What is needed:
Copy out word for word every line below from the one containing "build-device-button-label: Build Device" down to the one containing "code-line: # trip", with both of those lines included.

Dataset records:
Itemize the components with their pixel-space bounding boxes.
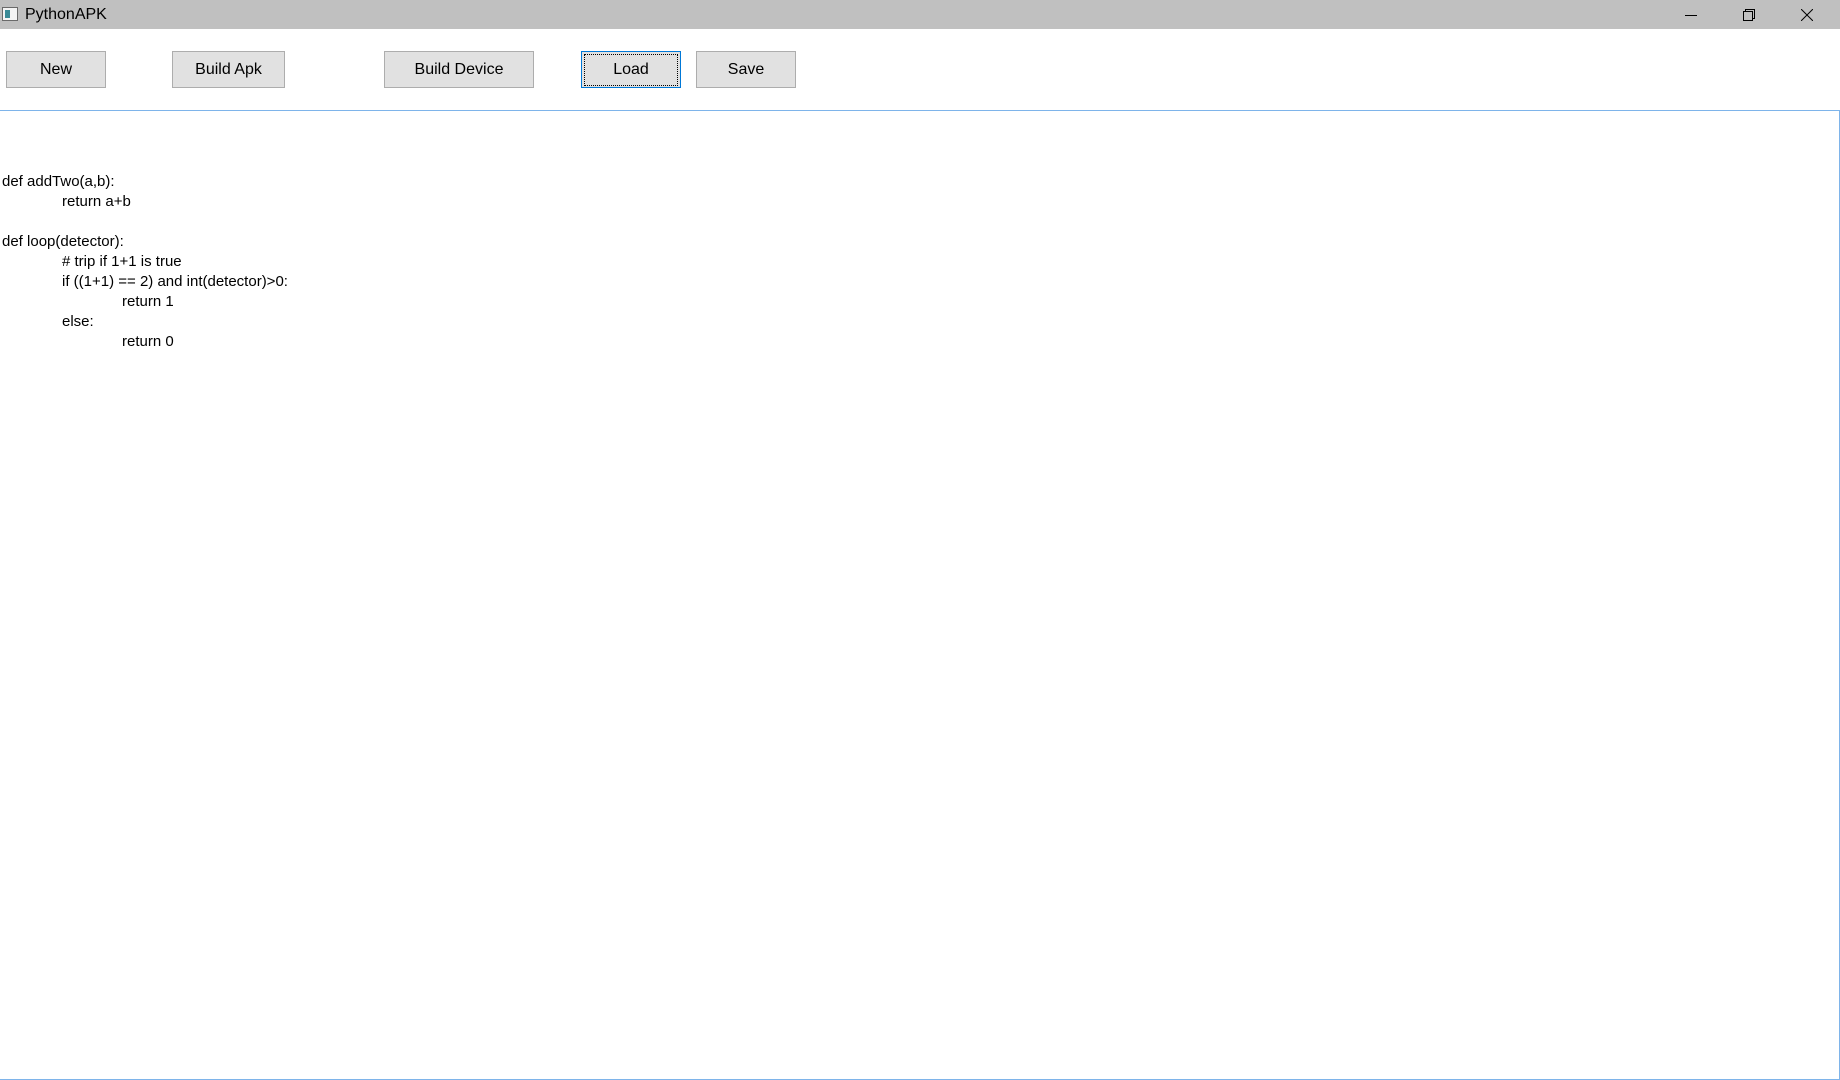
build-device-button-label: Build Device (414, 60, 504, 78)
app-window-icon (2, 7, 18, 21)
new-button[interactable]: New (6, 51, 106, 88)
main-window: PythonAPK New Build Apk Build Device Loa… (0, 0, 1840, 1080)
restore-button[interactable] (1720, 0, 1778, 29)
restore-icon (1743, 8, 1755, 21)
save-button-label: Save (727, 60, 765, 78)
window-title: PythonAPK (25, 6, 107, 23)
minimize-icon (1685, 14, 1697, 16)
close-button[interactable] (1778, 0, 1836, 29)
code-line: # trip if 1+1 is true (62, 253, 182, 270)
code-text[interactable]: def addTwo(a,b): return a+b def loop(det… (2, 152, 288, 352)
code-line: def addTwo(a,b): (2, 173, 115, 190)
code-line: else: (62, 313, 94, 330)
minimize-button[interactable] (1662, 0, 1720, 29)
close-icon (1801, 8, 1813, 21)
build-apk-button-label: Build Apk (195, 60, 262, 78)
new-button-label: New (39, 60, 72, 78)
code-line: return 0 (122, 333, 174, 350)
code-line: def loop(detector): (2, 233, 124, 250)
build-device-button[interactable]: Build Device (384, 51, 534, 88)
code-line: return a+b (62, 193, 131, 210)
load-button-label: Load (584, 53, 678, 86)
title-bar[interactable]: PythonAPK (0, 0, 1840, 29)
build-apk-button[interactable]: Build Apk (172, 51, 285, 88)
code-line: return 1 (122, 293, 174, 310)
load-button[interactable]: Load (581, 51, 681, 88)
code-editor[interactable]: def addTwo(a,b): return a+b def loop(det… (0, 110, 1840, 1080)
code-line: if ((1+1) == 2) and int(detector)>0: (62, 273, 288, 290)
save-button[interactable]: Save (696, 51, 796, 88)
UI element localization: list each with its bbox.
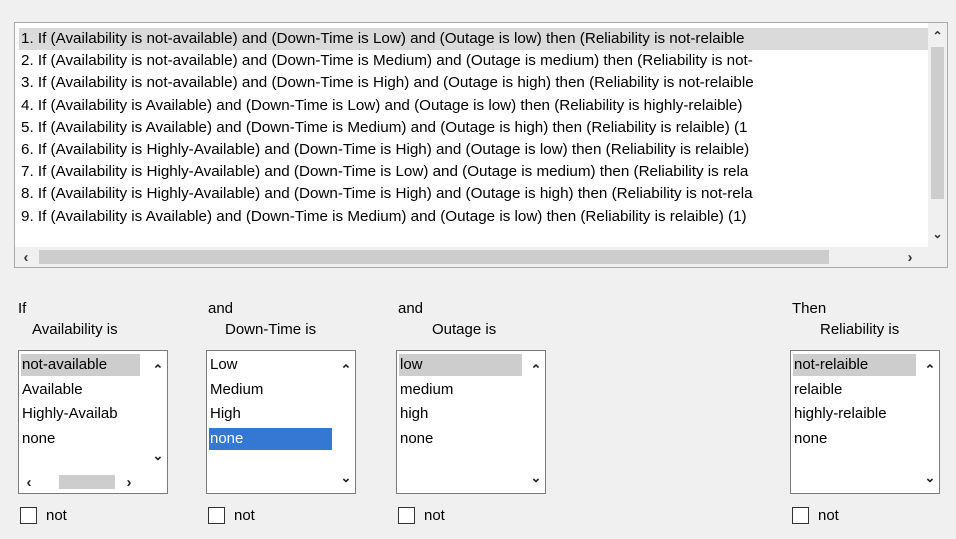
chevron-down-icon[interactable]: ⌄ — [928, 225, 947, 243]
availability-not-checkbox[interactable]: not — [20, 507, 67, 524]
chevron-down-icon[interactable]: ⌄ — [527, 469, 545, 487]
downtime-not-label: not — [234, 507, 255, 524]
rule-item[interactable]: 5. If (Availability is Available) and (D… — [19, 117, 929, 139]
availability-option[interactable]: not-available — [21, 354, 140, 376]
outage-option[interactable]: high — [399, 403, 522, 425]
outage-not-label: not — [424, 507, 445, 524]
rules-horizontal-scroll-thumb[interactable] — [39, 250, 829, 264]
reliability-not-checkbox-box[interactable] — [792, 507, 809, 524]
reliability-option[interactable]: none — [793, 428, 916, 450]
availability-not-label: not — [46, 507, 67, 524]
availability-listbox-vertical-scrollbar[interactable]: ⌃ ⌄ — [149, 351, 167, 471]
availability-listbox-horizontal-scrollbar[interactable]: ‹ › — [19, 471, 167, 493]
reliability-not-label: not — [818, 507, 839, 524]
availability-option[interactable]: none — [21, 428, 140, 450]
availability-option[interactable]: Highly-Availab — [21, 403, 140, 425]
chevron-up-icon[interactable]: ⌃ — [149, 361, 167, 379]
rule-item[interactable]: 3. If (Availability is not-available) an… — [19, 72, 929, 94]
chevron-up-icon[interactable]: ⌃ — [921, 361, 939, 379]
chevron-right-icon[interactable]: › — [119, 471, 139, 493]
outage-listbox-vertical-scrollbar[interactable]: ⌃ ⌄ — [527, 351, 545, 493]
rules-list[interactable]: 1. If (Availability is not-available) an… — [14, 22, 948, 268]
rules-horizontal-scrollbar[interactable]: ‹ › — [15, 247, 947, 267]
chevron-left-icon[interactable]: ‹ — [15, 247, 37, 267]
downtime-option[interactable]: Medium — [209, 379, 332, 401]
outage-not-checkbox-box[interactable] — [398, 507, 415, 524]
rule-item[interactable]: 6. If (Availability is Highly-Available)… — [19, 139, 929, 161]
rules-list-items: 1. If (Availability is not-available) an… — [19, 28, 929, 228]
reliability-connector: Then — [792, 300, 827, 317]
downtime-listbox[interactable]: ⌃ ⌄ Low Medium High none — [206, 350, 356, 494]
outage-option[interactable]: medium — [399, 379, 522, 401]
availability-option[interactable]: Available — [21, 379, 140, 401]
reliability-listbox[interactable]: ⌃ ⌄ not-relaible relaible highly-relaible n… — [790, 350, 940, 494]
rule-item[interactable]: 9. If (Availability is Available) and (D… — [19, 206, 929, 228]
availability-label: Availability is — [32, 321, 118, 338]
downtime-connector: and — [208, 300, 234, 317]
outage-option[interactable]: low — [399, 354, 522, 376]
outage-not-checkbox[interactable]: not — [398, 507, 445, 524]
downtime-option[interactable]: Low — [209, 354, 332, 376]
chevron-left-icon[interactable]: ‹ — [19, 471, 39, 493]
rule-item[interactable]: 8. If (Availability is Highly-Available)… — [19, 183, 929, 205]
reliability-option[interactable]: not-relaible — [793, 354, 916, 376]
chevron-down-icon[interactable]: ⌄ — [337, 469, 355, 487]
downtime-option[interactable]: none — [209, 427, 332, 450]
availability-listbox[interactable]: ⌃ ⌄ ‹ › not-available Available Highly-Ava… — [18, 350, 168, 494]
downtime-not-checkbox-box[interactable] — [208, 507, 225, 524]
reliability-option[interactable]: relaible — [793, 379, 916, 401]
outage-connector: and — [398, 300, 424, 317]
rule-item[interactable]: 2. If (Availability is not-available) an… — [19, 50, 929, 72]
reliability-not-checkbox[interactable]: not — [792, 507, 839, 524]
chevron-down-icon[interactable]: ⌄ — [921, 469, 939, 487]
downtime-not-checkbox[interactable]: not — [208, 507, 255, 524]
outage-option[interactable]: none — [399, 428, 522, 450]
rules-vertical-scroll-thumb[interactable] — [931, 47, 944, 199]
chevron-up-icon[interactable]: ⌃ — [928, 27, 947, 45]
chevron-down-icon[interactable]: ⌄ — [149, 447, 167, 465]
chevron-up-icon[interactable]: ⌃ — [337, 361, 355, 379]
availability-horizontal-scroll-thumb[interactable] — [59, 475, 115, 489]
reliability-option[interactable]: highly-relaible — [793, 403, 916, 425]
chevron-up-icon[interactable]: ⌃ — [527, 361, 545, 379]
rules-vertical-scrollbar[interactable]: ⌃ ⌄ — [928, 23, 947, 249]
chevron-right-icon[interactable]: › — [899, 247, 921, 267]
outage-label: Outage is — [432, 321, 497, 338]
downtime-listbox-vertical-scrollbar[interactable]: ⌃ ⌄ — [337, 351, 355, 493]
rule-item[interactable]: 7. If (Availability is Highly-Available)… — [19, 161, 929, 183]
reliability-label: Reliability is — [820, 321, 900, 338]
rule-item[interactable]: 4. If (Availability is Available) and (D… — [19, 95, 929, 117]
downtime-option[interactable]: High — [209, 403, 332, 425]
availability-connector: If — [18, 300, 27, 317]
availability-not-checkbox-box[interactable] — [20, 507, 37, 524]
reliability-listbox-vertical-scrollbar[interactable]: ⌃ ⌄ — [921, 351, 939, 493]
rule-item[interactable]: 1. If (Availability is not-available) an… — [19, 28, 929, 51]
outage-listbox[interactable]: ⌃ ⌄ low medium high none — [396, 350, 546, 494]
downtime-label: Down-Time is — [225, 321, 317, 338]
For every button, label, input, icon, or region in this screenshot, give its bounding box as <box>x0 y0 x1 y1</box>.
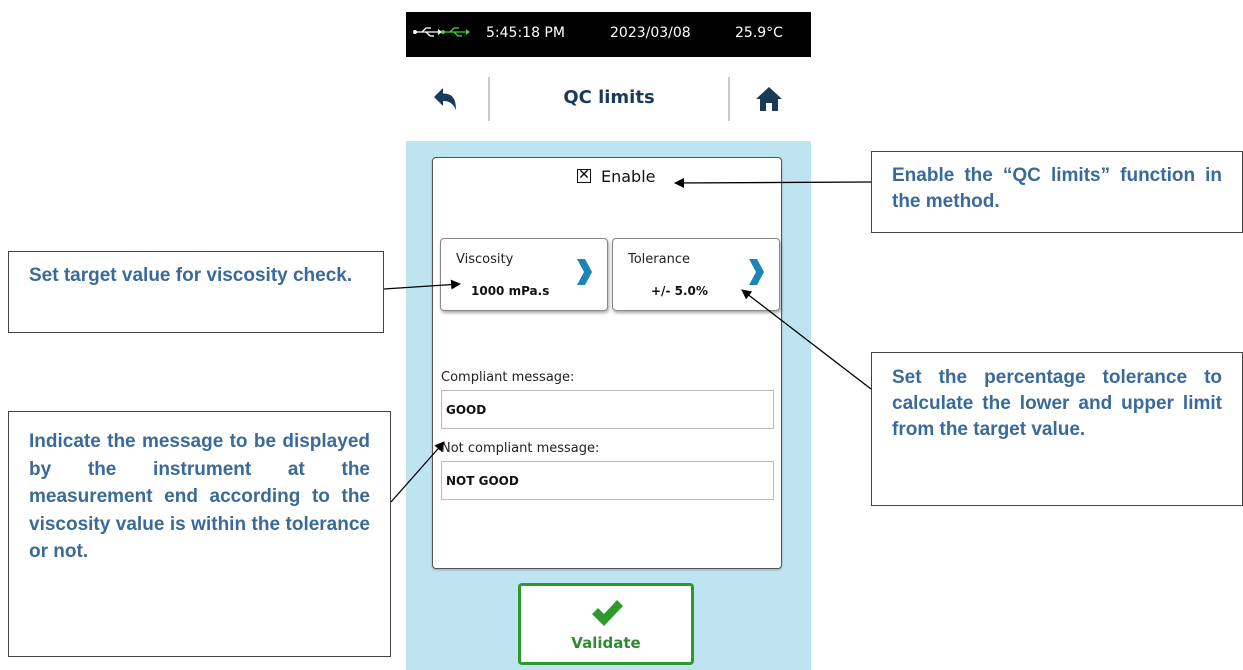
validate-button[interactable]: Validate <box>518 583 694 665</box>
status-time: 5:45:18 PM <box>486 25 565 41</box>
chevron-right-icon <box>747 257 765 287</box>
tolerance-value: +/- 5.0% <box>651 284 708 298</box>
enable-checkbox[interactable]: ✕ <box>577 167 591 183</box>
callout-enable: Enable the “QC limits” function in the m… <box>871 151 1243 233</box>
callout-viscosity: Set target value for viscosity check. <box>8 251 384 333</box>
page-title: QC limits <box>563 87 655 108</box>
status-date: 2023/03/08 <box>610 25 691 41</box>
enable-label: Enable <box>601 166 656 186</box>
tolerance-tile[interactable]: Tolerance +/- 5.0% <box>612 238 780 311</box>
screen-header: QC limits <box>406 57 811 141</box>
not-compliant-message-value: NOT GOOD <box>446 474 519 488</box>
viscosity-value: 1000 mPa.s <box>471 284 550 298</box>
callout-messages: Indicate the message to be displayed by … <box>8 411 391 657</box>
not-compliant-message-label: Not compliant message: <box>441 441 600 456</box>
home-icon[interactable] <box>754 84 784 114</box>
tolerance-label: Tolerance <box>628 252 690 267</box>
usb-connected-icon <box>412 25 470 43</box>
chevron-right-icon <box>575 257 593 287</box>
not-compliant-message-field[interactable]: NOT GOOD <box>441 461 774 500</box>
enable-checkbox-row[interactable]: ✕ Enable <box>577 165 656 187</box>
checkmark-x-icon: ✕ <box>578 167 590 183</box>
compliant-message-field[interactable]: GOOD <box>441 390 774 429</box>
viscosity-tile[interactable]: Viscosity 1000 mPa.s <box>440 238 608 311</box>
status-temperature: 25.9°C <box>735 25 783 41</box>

Output for this exercise:
build-device-button-label: Build Device (414, 60, 504, 78)
app-window-icon (2, 7, 18, 21)
new-button[interactable]: New (6, 51, 106, 88)
main-window: PythonAPK New Build Apk Build Device Loa… (0, 0, 1840, 1080)
restore-button[interactable] (1720, 0, 1778, 29)
restore-icon (1743, 8, 1755, 21)
save-button-label: Save (727, 60, 765, 78)
window-title: PythonAPK (25, 6, 107, 23)
minimize-icon (1685, 14, 1697, 16)
close-button[interactable] (1778, 0, 1836, 29)
code-line: # trip if 1+1 is true (62, 253, 182, 270)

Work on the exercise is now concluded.